[Data entries]
══════════

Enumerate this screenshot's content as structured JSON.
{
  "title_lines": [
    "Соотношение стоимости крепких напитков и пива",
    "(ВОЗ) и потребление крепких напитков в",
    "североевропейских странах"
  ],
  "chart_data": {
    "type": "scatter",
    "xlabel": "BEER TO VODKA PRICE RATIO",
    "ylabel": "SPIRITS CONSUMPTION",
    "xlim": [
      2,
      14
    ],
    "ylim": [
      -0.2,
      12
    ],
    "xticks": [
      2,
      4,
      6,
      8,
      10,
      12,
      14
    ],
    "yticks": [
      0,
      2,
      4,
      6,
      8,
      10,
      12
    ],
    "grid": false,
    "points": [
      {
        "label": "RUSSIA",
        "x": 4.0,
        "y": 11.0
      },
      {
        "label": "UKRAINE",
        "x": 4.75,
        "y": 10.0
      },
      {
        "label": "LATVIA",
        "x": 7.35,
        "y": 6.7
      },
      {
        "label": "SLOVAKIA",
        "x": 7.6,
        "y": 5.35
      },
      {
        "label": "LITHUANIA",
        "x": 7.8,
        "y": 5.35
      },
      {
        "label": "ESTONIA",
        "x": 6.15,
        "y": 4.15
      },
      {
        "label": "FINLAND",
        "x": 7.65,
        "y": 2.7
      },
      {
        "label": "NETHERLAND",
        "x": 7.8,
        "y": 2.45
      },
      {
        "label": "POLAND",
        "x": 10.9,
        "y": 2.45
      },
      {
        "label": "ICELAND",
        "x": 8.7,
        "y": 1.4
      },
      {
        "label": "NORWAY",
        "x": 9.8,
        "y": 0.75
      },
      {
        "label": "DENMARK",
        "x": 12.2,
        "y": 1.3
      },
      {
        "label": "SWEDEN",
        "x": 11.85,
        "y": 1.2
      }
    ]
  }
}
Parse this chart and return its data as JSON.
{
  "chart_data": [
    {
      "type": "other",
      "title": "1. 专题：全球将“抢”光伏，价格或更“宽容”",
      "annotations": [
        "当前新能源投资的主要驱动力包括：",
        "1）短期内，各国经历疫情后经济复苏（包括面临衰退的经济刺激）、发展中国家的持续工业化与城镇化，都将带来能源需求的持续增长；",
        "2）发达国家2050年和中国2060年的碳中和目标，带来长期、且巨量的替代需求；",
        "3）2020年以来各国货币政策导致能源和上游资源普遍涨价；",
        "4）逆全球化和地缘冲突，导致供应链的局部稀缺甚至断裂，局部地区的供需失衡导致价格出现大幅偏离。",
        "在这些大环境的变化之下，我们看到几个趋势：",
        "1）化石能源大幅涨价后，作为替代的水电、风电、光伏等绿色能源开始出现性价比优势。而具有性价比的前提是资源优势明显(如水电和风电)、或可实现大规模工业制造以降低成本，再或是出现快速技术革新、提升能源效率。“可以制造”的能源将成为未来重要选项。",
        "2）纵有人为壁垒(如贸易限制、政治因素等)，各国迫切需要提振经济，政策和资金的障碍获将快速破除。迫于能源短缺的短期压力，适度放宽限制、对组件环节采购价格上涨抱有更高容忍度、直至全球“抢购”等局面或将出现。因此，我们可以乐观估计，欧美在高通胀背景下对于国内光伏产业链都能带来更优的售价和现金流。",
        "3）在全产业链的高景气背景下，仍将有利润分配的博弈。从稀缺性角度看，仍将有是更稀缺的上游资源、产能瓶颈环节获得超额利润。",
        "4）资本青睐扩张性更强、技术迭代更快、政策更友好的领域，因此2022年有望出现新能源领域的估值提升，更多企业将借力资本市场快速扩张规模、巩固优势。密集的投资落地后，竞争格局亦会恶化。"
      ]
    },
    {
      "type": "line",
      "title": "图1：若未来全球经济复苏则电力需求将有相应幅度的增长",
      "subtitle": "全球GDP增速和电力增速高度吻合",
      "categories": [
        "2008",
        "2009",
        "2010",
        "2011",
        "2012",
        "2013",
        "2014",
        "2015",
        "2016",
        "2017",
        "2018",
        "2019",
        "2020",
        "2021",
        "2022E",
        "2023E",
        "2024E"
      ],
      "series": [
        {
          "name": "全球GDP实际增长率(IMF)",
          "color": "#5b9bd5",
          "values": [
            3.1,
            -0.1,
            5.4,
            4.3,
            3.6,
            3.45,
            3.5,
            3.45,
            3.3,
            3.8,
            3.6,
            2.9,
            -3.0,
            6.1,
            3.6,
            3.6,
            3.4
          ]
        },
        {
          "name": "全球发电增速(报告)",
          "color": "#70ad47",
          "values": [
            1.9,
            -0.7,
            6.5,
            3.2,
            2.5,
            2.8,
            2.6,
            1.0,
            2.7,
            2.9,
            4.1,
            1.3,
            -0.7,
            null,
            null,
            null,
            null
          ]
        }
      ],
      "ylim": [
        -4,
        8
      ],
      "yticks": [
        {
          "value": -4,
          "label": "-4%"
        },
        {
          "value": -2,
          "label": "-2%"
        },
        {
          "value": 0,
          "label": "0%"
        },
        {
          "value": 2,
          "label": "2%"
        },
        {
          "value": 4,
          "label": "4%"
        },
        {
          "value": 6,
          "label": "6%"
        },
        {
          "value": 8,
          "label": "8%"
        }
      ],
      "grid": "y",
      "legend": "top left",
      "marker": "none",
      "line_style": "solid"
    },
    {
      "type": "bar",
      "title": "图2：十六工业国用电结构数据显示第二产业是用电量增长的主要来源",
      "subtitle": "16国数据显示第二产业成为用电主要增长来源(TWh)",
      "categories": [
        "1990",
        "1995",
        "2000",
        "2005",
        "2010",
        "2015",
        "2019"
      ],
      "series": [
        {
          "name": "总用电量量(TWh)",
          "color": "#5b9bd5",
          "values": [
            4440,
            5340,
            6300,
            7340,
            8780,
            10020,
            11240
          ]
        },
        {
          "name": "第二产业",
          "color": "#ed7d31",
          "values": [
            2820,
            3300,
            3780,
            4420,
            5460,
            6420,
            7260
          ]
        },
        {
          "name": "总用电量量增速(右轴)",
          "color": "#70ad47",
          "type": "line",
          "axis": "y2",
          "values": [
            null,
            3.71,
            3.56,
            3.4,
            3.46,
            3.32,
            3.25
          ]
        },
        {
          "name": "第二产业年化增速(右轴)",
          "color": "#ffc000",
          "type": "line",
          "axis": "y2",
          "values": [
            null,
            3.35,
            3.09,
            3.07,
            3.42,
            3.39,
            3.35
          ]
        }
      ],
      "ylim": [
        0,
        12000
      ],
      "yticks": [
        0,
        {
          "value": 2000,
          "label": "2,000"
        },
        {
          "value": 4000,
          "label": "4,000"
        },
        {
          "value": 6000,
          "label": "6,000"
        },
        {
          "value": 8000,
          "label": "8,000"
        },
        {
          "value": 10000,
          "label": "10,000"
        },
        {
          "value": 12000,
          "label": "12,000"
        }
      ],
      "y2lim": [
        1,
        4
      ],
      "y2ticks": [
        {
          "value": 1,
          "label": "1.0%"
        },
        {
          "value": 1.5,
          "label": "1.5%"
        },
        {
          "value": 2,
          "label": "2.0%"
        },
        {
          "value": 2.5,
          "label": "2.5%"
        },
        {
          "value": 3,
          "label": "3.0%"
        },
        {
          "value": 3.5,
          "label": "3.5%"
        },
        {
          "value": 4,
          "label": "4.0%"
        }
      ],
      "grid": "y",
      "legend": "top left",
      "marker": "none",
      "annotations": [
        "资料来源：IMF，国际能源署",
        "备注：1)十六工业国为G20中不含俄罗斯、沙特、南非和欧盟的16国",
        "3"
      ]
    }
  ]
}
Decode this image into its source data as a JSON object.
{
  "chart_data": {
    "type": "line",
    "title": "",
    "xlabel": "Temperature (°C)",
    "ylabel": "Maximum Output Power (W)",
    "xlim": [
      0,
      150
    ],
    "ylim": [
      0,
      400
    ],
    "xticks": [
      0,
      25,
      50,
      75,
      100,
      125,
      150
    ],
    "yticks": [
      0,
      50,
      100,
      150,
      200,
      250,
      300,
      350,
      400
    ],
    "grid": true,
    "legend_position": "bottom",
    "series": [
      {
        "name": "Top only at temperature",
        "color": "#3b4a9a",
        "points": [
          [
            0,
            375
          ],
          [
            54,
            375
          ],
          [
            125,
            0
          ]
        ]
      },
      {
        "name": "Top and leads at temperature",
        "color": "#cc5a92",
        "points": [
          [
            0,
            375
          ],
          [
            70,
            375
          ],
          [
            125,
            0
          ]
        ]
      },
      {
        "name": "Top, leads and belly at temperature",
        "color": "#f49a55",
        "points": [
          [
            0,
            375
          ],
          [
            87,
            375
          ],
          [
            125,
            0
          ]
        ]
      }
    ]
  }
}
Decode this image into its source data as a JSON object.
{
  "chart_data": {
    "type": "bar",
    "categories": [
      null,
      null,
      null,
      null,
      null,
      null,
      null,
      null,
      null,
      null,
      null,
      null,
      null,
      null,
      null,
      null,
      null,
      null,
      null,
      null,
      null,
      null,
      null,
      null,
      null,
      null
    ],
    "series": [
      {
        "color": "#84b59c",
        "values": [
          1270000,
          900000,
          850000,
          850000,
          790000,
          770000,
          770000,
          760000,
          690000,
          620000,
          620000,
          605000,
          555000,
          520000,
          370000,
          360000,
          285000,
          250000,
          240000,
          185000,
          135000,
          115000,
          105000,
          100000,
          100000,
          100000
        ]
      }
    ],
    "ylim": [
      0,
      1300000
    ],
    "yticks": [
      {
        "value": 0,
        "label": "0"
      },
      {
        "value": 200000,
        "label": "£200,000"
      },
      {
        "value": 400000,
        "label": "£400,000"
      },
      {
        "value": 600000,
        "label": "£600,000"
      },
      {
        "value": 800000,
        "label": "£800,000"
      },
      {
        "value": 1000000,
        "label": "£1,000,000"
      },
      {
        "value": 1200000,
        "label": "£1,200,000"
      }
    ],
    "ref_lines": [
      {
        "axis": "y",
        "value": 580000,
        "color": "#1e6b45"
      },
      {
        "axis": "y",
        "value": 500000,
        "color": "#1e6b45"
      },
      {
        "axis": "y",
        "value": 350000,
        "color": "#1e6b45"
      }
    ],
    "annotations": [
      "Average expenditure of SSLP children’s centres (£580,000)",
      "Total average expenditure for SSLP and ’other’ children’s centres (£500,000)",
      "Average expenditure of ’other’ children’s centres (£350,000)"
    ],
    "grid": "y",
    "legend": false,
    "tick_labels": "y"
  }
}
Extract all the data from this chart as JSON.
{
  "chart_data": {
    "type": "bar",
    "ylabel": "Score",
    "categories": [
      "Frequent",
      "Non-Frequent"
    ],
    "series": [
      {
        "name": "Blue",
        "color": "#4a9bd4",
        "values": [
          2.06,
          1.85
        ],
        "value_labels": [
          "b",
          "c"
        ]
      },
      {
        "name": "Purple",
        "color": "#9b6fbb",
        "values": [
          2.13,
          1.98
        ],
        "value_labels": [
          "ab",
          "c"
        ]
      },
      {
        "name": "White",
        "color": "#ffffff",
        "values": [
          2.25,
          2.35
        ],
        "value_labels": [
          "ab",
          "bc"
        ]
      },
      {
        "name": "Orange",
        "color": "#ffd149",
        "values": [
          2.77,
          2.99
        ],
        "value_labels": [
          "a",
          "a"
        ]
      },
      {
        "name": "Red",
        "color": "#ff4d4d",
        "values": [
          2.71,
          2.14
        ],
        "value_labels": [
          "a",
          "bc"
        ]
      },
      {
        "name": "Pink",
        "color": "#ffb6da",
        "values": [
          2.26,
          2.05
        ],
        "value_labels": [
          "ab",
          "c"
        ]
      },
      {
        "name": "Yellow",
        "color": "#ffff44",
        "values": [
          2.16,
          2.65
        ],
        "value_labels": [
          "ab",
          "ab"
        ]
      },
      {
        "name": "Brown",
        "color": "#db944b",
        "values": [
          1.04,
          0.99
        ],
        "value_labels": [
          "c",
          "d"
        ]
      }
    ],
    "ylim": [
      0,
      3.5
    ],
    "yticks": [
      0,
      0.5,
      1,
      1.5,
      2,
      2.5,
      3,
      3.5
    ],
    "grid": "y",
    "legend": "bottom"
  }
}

══════════

Return a copy of every line that includes the word "type".

→ TASK SOLUTION:
    "type": "scatter",
      "type": "other",
      "type": "line",
      "type": "bar",
          "type": "line",
          "type": "line",
    "type": "line",
    "type": "bar",
    "type": "bar",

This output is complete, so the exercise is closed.